◆ Exercise aim
Of all the lines in these entries, how many contain the string "bytů"? Give only that count.

#### Entries provided ####

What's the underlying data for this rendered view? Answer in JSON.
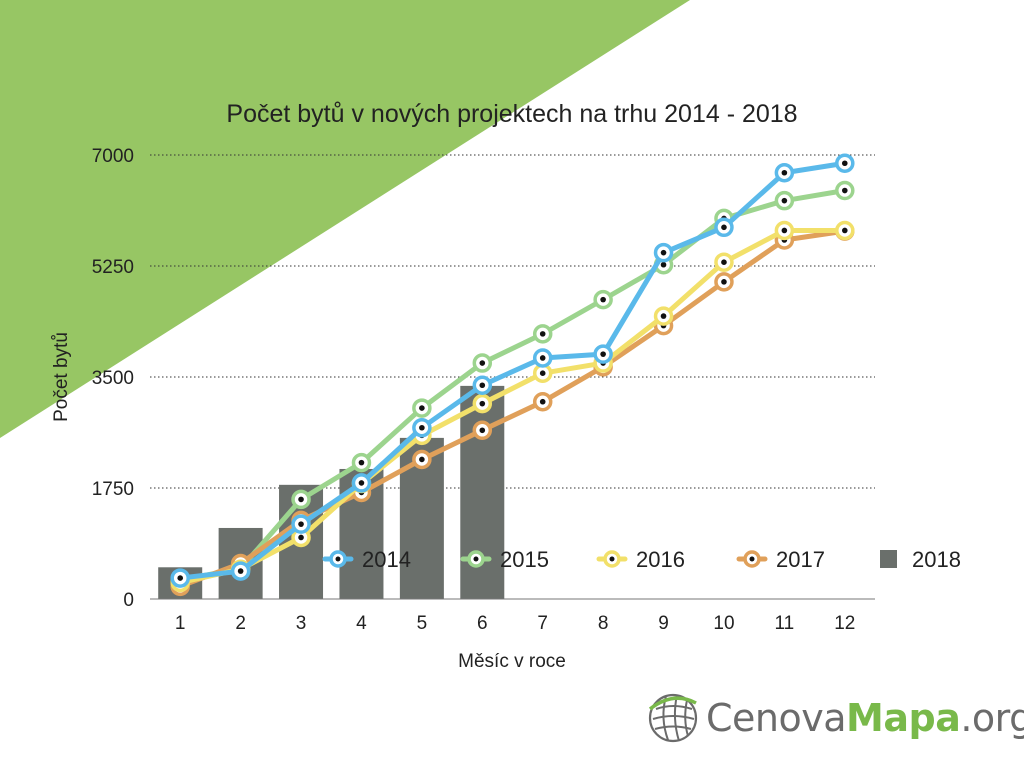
{
  "colors": {
    "accent_triangle": "#97c664",
    "bar_2018": "#6a6f6b",
    "line_2014": "#5ab9ea",
    "line_2015": "#9cd48e",
    "line_2016": "#f2e06a",
    "line_2017": "#e0a05a",
    "marker_dot": "#111111"
  },
  "logo": {
    "part1": "Cenova",
    "part2": "Mapa",
    "part3": ".org",
    "icon": "globe-grid-icon"
  },
  "chart_data": {
    "type": "line",
    "title": "Počet bytů v nových projektech na trhu 2014 - 2018",
    "xlabel": "Měsíc v roce",
    "ylabel": "Počet bytů",
    "categories": [
      "1",
      "2",
      "3",
      "4",
      "5",
      "6",
      "7",
      "8",
      "9",
      "10",
      "11",
      "12"
    ],
    "ylim": [
      0,
      7000
    ],
    "yticks": [
      0,
      1750,
      3500,
      5250,
      7000
    ],
    "ytick_labels": [
      "0",
      "1750",
      "3500",
      "5250",
      "7000"
    ],
    "grid": "horizontal dotted",
    "legend_position": "inside bottom-right",
    "bars": {
      "name": "2018",
      "values": [
        500,
        1120,
        1800,
        2050,
        2540,
        3360
      ]
    },
    "series": [
      {
        "name": "2014",
        "key": "line_2014",
        "values": [
          330,
          440,
          1180,
          1830,
          2700,
          3370,
          3800,
          3860,
          5460,
          5860,
          6720,
          6870
        ]
      },
      {
        "name": "2015",
        "key": "line_2015",
        "values": [
          300,
          480,
          1570,
          2150,
          3010,
          3720,
          4180,
          4720,
          5270,
          6000,
          6280,
          6440
        ]
      },
      {
        "name": "2016",
        "key": "line_2016",
        "values": [
          260,
          470,
          970,
          1820,
          2580,
          3080,
          3560,
          3720,
          4460,
          5310,
          5810,
          5810
        ]
      },
      {
        "name": "2017",
        "key": "line_2017",
        "values": [
          200,
          560,
          1240,
          1680,
          2200,
          2660,
          3110,
          3660,
          4310,
          5000,
          5660,
          5800
        ]
      }
    ]
  }
}
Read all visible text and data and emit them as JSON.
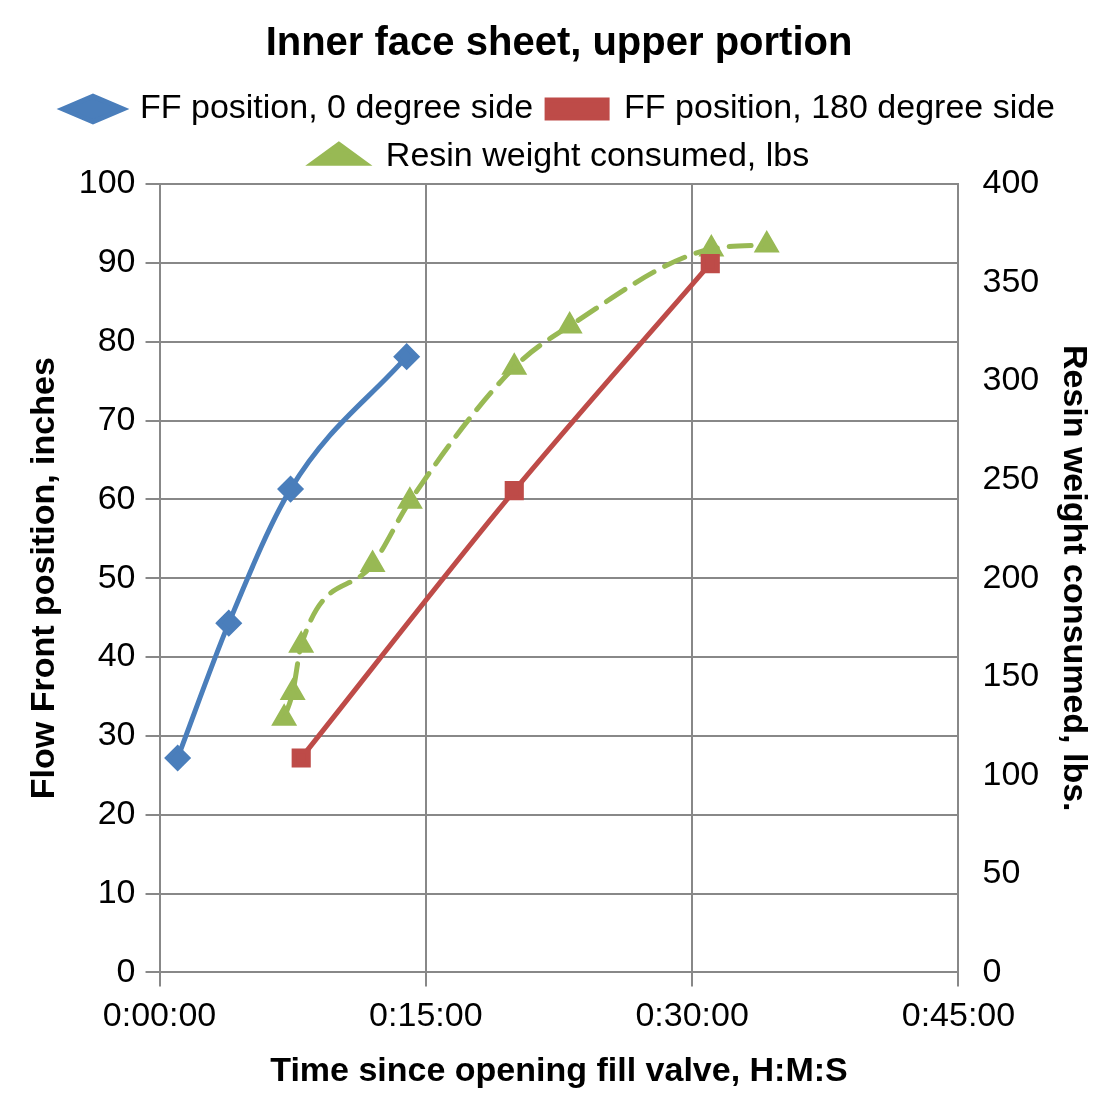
{
  "chart_data": {
    "type": "line",
    "title": "Inner face sheet, upper portion",
    "xlabel": "Time since opening fill valve, H:M:S",
    "ylabel": "Flow Front position, inches",
    "y2label": "Resin weight consumed, lbs.",
    "xlim": [
      0,
      0.75
    ],
    "xticks": [
      {
        "value": 0,
        "label": "0:00:00"
      },
      {
        "value": 0.25,
        "label": "0:15:00"
      },
      {
        "value": 0.5,
        "label": "0:30:00"
      },
      {
        "value": 0.75,
        "label": "0:45:00"
      }
    ],
    "ylim": [
      0,
      100
    ],
    "yticks": [
      0,
      10,
      20,
      30,
      40,
      50,
      60,
      70,
      80,
      90,
      100
    ],
    "y2lim": [
      0,
      400
    ],
    "y2ticks": [
      0,
      50,
      100,
      150,
      200,
      250,
      300,
      350,
      400
    ],
    "grid": true,
    "legend": "top",
    "series": [
      {
        "name": "FF position, 0 degree side",
        "color": "#4a7ebb",
        "marker": "diamond",
        "line_style": "solid",
        "x": [
          0.017,
          0.065,
          0.123,
          0.232
        ],
        "values": [
          27.2,
          44.3,
          61.3,
          78.1
        ]
      },
      {
        "name": "FF position, 180 degree side",
        "color": "#be4b48",
        "marker": "square",
        "line_style": "solid",
        "x": [
          0.133,
          0.333,
          0.517
        ],
        "values": [
          27.2,
          61.1,
          89.9
        ]
      },
      {
        "name": "Resin weight consumed, lbs",
        "color": "#98b954",
        "marker": "triangle",
        "line_style": "dashed",
        "axis": "y2",
        "x": [
          0.117,
          0.125,
          0.133,
          0.2,
          0.235,
          0.333,
          0.385,
          0.518,
          0.57
        ],
        "values": [
          129,
          142,
          166,
          207,
          239,
          307,
          328,
          367,
          369
        ]
      }
    ]
  }
}
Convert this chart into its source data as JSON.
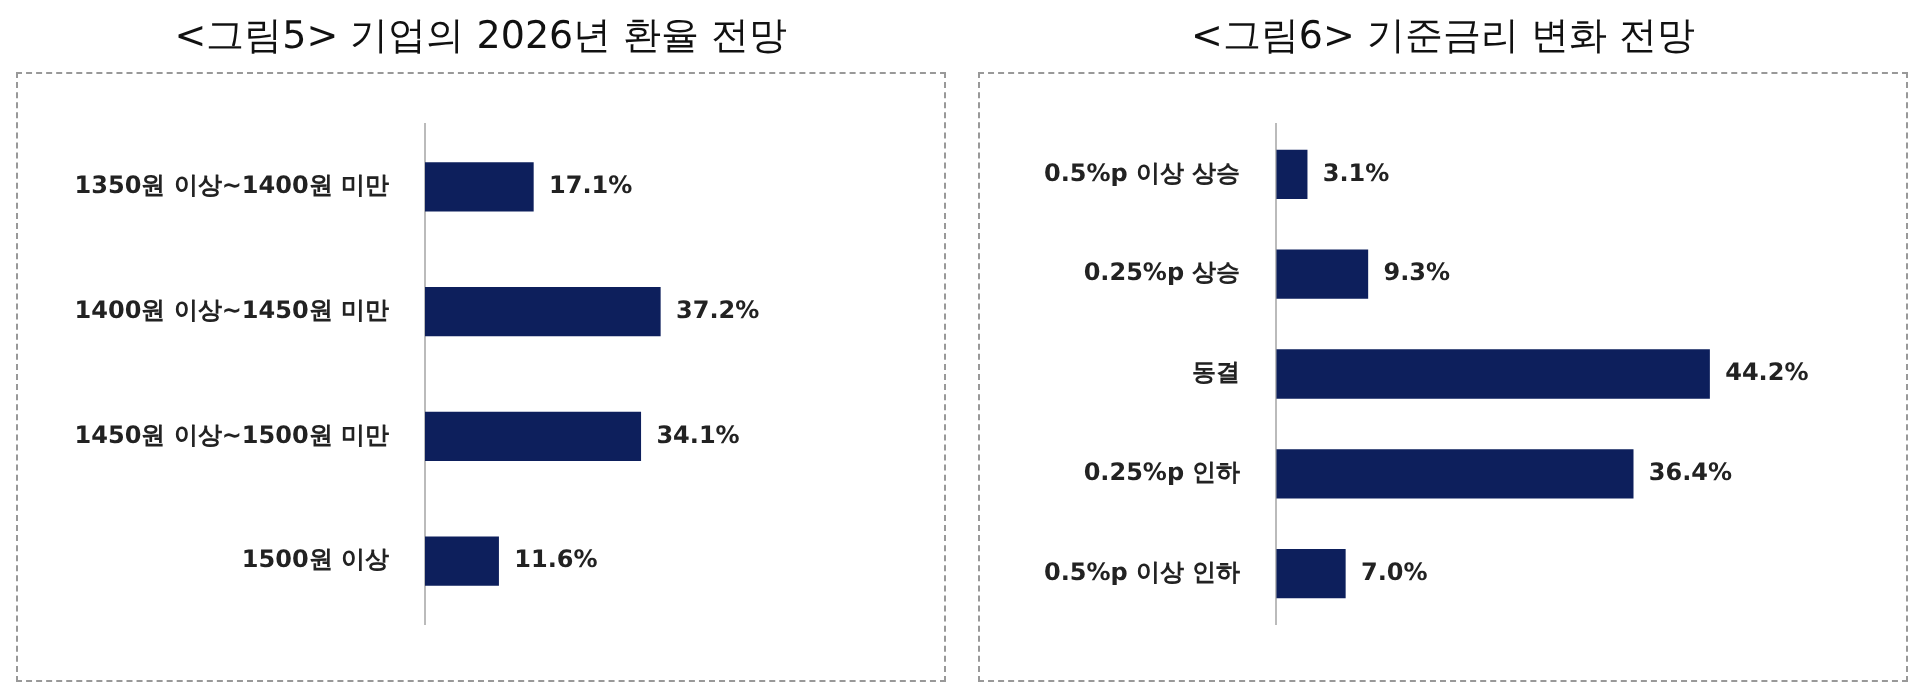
{
  "chart_data": [
    {
      "type": "bar",
      "orientation": "horizontal",
      "title": "<그림5> 기업의 2026년 환율 전망",
      "categories": [
        "1350원 이상~1400원 미만",
        "1400원 이상~1450원 미만",
        "1450원 이상~1500원 미만",
        "1500원 이상"
      ],
      "values": [
        17.1,
        37.2,
        34.1,
        11.6
      ],
      "color": "#0d1f5c",
      "value_labels": [
        "17.1%",
        "37.2%",
        "34.1%",
        "11.6%"
      ]
    },
    {
      "type": "bar",
      "orientation": "horizontal",
      "title": "<그림6> 기준금리 변화 전망",
      "categories": [
        "0.5%p 이상 상승",
        "0.25%p 상승",
        "동결",
        "0.25%p 인하",
        "0.5%p 이상 인하"
      ],
      "values": [
        3.1,
        9.3,
        44.2,
        36.4,
        7.0
      ],
      "color": "#0d1f5c",
      "value_labels": [
        "3.1%",
        "9.3%",
        "44.2%",
        "36.4%",
        "7.0%"
      ]
    }
  ]
}
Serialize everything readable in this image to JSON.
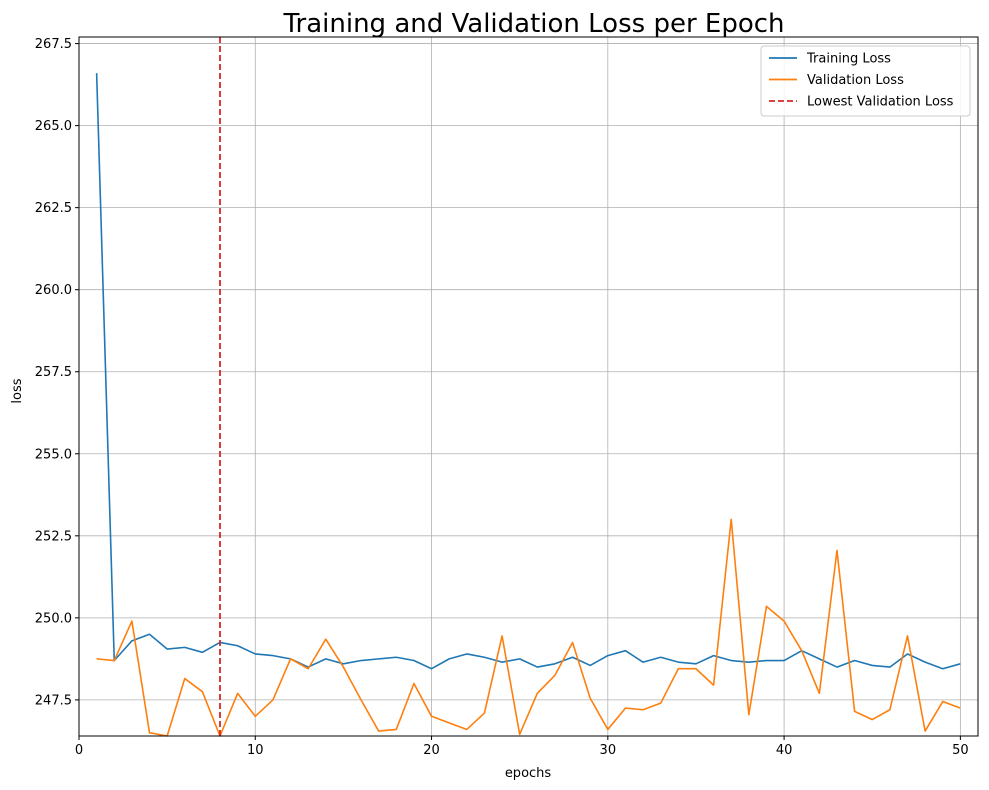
{
  "chart_data": {
    "type": "line",
    "title": "Training and Validation Loss per Epoch",
    "xlabel": "epochs",
    "ylabel": "loss",
    "xlim": [
      0,
      51
    ],
    "ylim": [
      246.4,
      267.7
    ],
    "xticks": [
      0,
      10,
      20,
      30,
      40,
      50
    ],
    "yticks": [
      247.5,
      250.0,
      252.5,
      255.0,
      257.5,
      260.0,
      262.5,
      265.0,
      267.5
    ],
    "ytick_labels": [
      "247.5",
      "250.0",
      "252.5",
      "255.0",
      "257.5",
      "260.0",
      "262.5",
      "265.0",
      "267.5"
    ],
    "xtick_labels": [
      "0",
      "10",
      "20",
      "30",
      "40",
      "50"
    ],
    "grid": true,
    "legend_position": "top-right",
    "x": [
      1,
      2,
      3,
      4,
      5,
      6,
      7,
      8,
      9,
      10,
      11,
      12,
      13,
      14,
      15,
      16,
      17,
      18,
      19,
      20,
      21,
      22,
      23,
      24,
      25,
      26,
      27,
      28,
      29,
      30,
      31,
      32,
      33,
      34,
      35,
      36,
      37,
      38,
      39,
      40,
      41,
      42,
      43,
      44,
      45,
      46,
      47,
      48,
      49,
      50
    ],
    "series": [
      {
        "name": "Training Loss",
        "color": "#1f77b4",
        "values": [
          266.6,
          248.7,
          249.3,
          249.5,
          249.05,
          249.1,
          248.95,
          249.25,
          249.15,
          248.9,
          248.85,
          248.75,
          248.5,
          248.75,
          248.6,
          248.7,
          248.75,
          248.8,
          248.7,
          248.45,
          248.75,
          248.9,
          248.8,
          248.65,
          248.75,
          248.5,
          248.6,
          248.8,
          248.55,
          248.85,
          249.0,
          248.65,
          248.8,
          248.65,
          248.6,
          248.85,
          248.7,
          248.65,
          248.7,
          248.7,
          249.0,
          248.75,
          248.5,
          248.7,
          248.55,
          248.5,
          248.9,
          248.65,
          248.45,
          248.6
        ]
      },
      {
        "name": "Validation Loss",
        "color": "#ff7f0e",
        "values": [
          248.75,
          248.7,
          249.9,
          246.5,
          246.4,
          248.15,
          247.75,
          246.4,
          247.7,
          247.0,
          247.5,
          248.75,
          248.45,
          249.35,
          248.5,
          247.5,
          246.55,
          246.6,
          248.0,
          247.0,
          246.8,
          246.6,
          247.1,
          249.45,
          246.45,
          247.7,
          248.25,
          249.25,
          247.55,
          246.6,
          247.25,
          247.2,
          247.4,
          248.45,
          248.45,
          247.95,
          253.0,
          247.05,
          250.35,
          249.9,
          249.0,
          247.7,
          252.05,
          247.15,
          246.9,
          247.2,
          249.45,
          246.55,
          247.45,
          247.25
        ]
      }
    ],
    "annotations": [
      {
        "type": "vline",
        "name": "Lowest Validation Loss",
        "x": 8,
        "color": "#d62728",
        "style": "dashed"
      }
    ]
  }
}
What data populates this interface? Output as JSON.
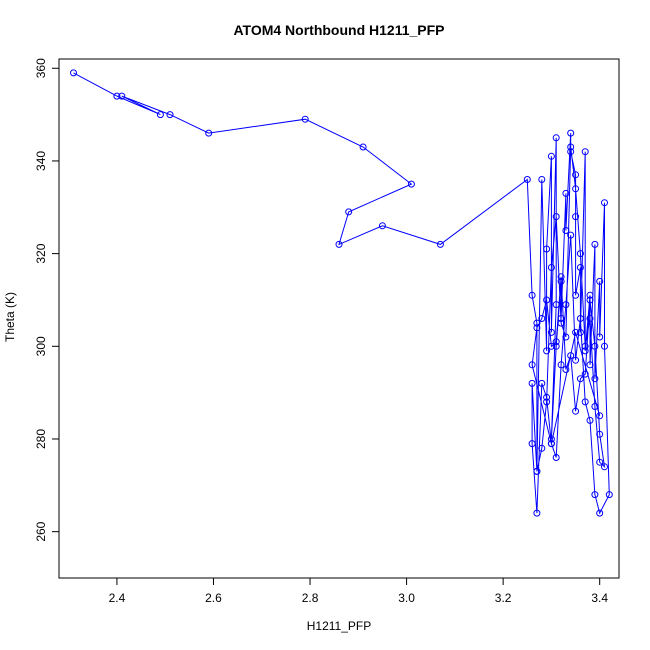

####

◆ The result
2